__Aim of the task__. Do these statements agree with the piece on the UNC enrollment cap: (a) the cap was kept in the final budget bill, (b) enrollment rose 3.1 percent last year, (c) Ray Rapp chaired the House education appropriations committee? For each, answer yes or no and quote the deciding words of the piece.

__Passage to read__.

The North Carolina House of Representatives carried a good idea to the one-yard-line in the recent legislative session. But with the clock running out, they fumbled it away.
The good idea was a one percent cap on University of North Carolina enrollment increases in the House’s version of the 2010-11 budget. The university system has been gradually placing a heavier burden on taxpayers over time through expansion for a long time. More young people than ever are attending college today—enrollment increased 3.1 percent last year—and residents pay over four times as much out of every dollar earned to subsidize higher education than they did in 1941. Such uncontrolled growth is unsustainable, and with the current need to cut state spending, the timing is right for such an enrollment cap.
But news of the cap caused outrage in all the predictable places. According to its opponents, a cap will end North Carolina’s higher education system as we know it. They railed that it violates state traditions, that it will limit access to education for the poor and minorities, and that it will damage our economic future.
These opponents mounted an all-out goal-line defense against the cap in the hallways and conference rooms on Jones Street and in the media, and it was dropped from the final budget bill during negotiations with the Senate.
Yet a cap will do none of the things that opponents claim it will do. It represents a common sense approach for dealing with a changing reality, one in which the state government must limit spending or risk bankrupting the state. The UNC system has long been on the receiving end of the legislature’s generosity in good times, sometimes excessively so. This year, acknowledging that this must change, Ray Rapp, the chairman of the House education appropriations committee, said that there cannot continue to be an “open checkbook ” for UNC’s growth.

__Records provided__.
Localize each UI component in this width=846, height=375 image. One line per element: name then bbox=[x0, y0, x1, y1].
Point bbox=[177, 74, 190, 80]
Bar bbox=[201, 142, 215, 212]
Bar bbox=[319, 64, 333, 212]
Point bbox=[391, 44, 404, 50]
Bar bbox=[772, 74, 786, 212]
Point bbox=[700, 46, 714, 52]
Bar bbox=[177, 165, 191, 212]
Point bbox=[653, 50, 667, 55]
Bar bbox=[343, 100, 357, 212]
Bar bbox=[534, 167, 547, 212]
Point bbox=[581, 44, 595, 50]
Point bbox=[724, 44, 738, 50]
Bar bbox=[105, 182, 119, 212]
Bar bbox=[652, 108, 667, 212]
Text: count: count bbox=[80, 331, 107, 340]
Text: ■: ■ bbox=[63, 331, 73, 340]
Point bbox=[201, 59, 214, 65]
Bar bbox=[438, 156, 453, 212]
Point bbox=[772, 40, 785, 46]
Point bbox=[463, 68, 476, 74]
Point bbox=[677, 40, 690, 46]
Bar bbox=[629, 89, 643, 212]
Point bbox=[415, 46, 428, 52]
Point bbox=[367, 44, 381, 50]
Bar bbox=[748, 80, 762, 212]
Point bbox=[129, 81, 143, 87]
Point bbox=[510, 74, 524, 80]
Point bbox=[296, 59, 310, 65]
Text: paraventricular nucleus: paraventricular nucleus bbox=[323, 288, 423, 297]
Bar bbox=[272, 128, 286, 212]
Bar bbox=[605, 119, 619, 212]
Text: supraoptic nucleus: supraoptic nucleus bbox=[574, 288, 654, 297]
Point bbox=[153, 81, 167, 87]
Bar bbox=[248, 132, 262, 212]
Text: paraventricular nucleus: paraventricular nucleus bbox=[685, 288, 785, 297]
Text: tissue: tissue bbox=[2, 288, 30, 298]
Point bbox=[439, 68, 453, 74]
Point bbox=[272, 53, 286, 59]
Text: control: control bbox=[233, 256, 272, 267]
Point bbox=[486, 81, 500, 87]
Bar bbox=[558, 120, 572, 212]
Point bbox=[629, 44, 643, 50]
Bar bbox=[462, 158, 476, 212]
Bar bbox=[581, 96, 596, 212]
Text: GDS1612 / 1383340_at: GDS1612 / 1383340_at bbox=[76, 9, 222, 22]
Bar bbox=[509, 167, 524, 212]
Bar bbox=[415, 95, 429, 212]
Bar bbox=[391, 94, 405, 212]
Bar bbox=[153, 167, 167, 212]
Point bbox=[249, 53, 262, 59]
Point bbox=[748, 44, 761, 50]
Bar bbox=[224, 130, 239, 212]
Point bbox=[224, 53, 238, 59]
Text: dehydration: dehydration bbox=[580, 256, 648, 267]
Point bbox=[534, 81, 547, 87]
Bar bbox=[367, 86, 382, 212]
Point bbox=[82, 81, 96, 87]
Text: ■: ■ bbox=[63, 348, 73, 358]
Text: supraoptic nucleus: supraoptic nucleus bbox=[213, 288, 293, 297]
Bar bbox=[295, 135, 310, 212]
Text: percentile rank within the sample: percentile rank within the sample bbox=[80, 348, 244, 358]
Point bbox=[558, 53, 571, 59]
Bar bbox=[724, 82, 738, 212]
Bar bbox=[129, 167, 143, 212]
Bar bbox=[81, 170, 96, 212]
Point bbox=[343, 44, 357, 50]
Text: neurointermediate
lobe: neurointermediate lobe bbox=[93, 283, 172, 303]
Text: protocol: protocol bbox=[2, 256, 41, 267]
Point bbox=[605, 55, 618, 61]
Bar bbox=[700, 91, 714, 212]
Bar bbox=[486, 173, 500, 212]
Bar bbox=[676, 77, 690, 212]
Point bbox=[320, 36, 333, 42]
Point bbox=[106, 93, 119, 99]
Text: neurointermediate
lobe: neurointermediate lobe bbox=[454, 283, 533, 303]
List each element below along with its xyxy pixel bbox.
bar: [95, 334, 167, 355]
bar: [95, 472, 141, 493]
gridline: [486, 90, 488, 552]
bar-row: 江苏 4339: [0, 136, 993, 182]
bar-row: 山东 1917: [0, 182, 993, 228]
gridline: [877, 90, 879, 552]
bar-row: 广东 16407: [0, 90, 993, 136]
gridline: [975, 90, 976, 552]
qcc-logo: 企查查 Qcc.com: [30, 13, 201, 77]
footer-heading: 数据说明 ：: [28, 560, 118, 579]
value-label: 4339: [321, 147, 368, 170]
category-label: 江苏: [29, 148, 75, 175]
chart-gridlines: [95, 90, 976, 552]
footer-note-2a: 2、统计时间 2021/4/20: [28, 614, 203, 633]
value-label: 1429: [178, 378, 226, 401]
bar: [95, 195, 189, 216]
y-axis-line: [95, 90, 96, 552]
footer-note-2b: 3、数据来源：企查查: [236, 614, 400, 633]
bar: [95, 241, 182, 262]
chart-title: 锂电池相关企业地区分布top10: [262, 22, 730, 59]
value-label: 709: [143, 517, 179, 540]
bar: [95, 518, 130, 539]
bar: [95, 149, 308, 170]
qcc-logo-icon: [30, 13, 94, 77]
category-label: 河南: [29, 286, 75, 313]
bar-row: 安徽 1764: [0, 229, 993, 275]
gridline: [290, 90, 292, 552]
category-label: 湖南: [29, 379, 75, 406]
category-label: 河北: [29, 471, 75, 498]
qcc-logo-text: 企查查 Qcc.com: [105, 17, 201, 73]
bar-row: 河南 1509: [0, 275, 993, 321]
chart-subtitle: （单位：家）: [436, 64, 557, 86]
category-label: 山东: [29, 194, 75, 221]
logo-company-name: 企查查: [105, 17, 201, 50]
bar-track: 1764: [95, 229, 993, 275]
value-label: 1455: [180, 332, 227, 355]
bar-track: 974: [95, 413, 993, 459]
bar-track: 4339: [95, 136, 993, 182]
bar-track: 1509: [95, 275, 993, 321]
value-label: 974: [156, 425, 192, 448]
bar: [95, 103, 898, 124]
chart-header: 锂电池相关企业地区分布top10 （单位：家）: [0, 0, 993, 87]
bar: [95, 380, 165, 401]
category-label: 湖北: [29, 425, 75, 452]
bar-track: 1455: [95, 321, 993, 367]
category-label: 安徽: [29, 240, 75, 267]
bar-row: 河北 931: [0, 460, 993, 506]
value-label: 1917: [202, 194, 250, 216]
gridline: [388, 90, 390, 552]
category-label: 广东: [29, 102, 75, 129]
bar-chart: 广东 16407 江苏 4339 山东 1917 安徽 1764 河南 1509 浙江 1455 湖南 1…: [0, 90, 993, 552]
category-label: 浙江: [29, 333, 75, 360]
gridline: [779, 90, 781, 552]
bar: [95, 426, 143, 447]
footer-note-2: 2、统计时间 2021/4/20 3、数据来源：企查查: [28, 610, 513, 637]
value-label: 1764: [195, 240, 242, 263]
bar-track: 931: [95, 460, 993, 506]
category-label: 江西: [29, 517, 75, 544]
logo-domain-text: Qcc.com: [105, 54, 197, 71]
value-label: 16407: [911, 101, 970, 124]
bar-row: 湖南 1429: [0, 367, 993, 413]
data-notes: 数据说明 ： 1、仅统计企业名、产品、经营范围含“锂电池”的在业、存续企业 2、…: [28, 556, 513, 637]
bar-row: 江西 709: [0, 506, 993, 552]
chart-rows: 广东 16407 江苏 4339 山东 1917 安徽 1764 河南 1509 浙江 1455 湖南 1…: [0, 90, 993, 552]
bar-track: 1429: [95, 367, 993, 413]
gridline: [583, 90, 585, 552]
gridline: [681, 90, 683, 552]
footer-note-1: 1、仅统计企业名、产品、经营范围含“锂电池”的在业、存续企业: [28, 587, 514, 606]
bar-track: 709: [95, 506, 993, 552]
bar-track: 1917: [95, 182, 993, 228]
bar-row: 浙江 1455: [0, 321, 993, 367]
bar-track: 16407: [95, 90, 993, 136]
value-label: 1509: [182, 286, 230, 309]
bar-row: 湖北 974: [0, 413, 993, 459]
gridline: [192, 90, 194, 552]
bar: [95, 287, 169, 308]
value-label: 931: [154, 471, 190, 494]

__Reply__.
(a) No: "it was dropped from the final budget bill during negotiations with the Senate"
(b) Yes: "enrollment increased 3.1 percent last year"
(c) Yes: "Ray Rapp, the chairman of the House education appropriations committee"